→ WHAT TO PRODUCE
Output the material beneath this task exactly, images excluded.

→ EXERCISE MATERIAL
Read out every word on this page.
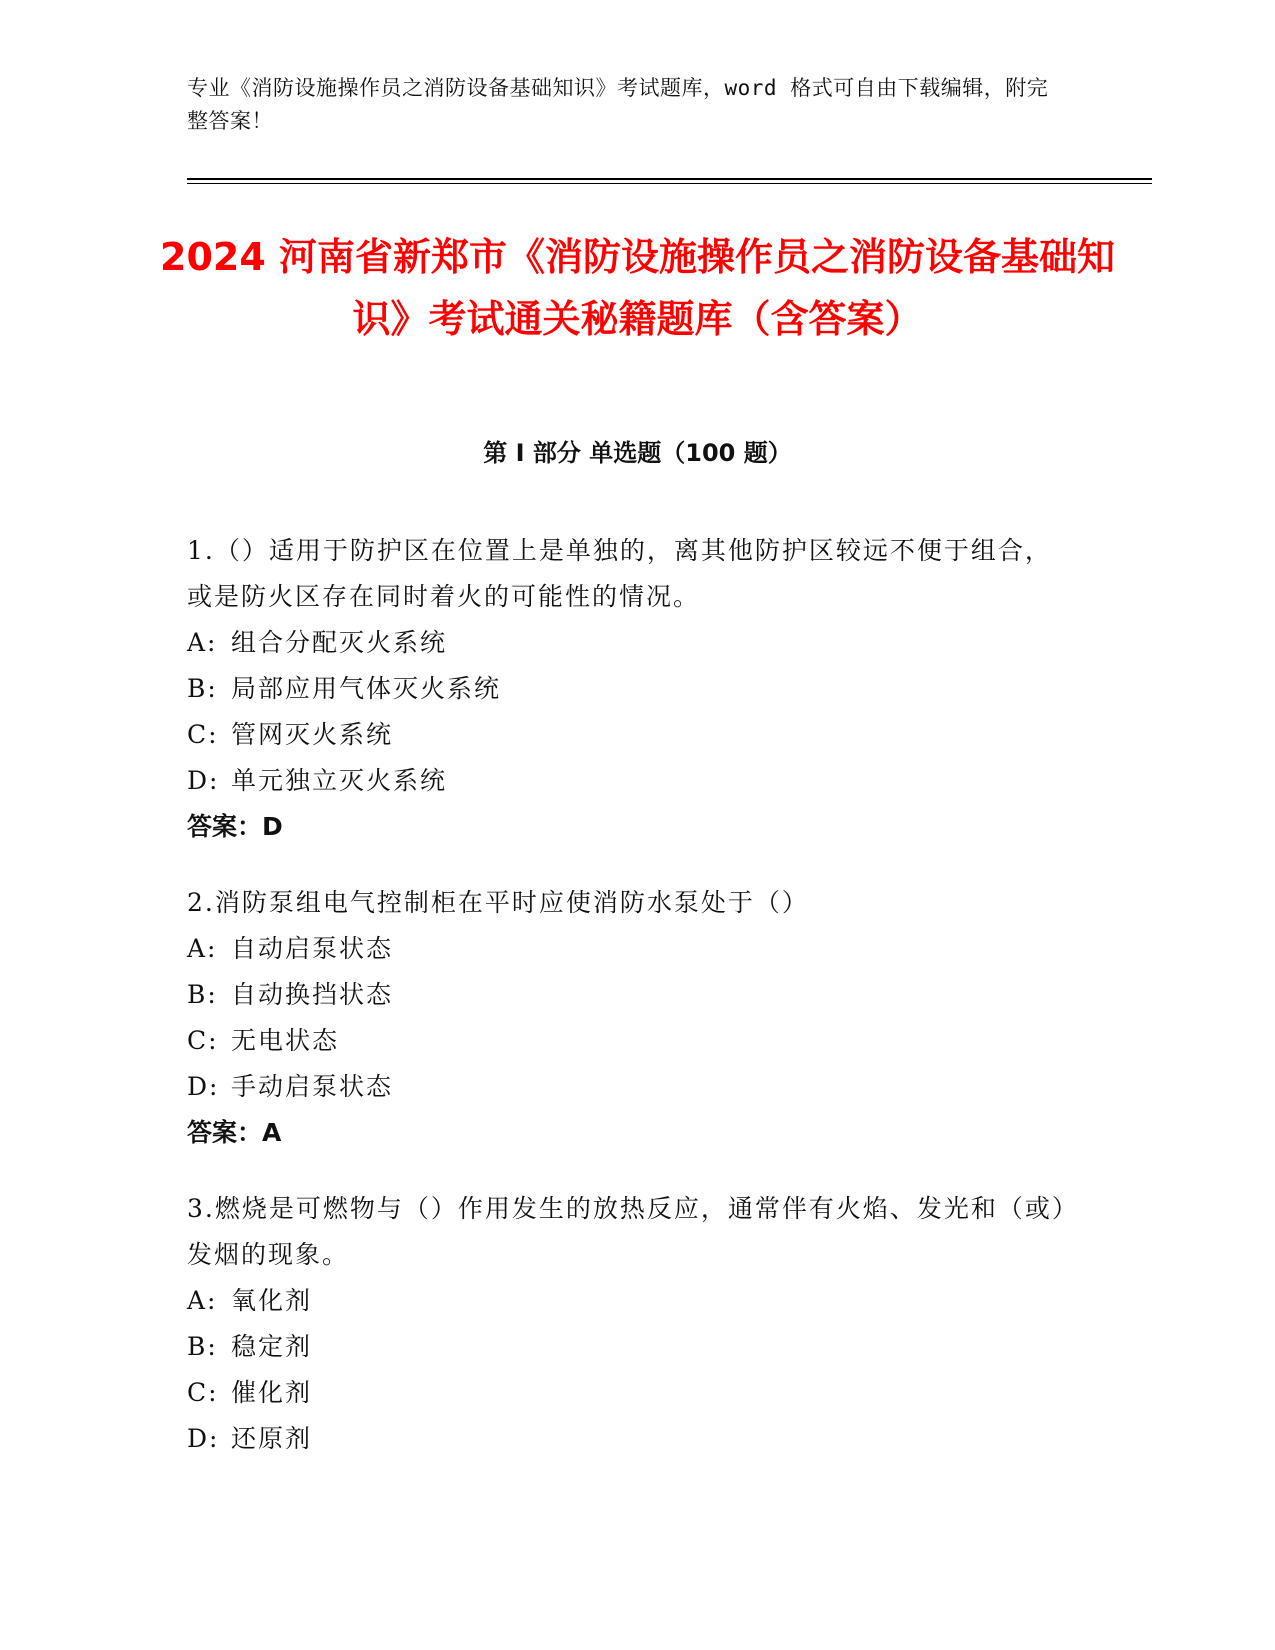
专业《消防设施操作员之消防设备基础知识》考试题库，word 格式可自由下载编辑，附完整答案！
2024 河南省新郑市《消防设施操作员之消防设备基础知识》考试通关秘籍题库（含答案）
第 I 部分 单选题（100 题）
1.（）适用于防护区在位置上是单独的，离其他防护区较远不便于组合，或是防火区存在同时着火的可能性的情况。
A: 组合分配灭火系统
B: 局部应用气体灭火系统
C: 管网灭火系统
D: 单元独立灭火系统
答案：D
2.消防泵组电气控制柜在平时应使消防水泵处于（）
A: 自动启泵状态
B: 自动换挡状态
C: 无电状态
D: 手动启泵状态
答案：A
3.燃烧是可燃物与（）作用发生的放热反应，通常伴有火焰、发光和（或）发烟的现象。
A: 氧化剂
B: 稳定剂
C: 催化剂
D: 还原剂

→ SOLUTION BELOW
Read out every word on this page.
专业《消防设施操作员之消防设备基础知识》考试题库，word 格式可自由下载编辑，附完整答案！
2024 河南省新郑市《消防设施操作员之消防设备基础知识》考试通关秘籍题库（含答案）
第 I 部分 单选题（100 题）
1.（）适用于防护区在位置上是单独的，离其他防护区较远不便于组合，或是防火区存在同时着火的可能性的情况。
A: 组合分配灭火系统
B: 局部应用气体灭火系统
C: 管网灭火系统
D: 单元独立灭火系统
答案：D
2.消防泵组电气控制柜在平时应使消防水泵处于（）
A: 自动启泵状态
B: 自动换挡状态
C: 无电状态
D: 手动启泵状态
答案：A
3.燃烧是可燃物与（）作用发生的放热反应，通常伴有火焰、发光和（或）发烟的现象。
A: 氧化剂
B: 稳定剂
C: 催化剂
D: 还原剂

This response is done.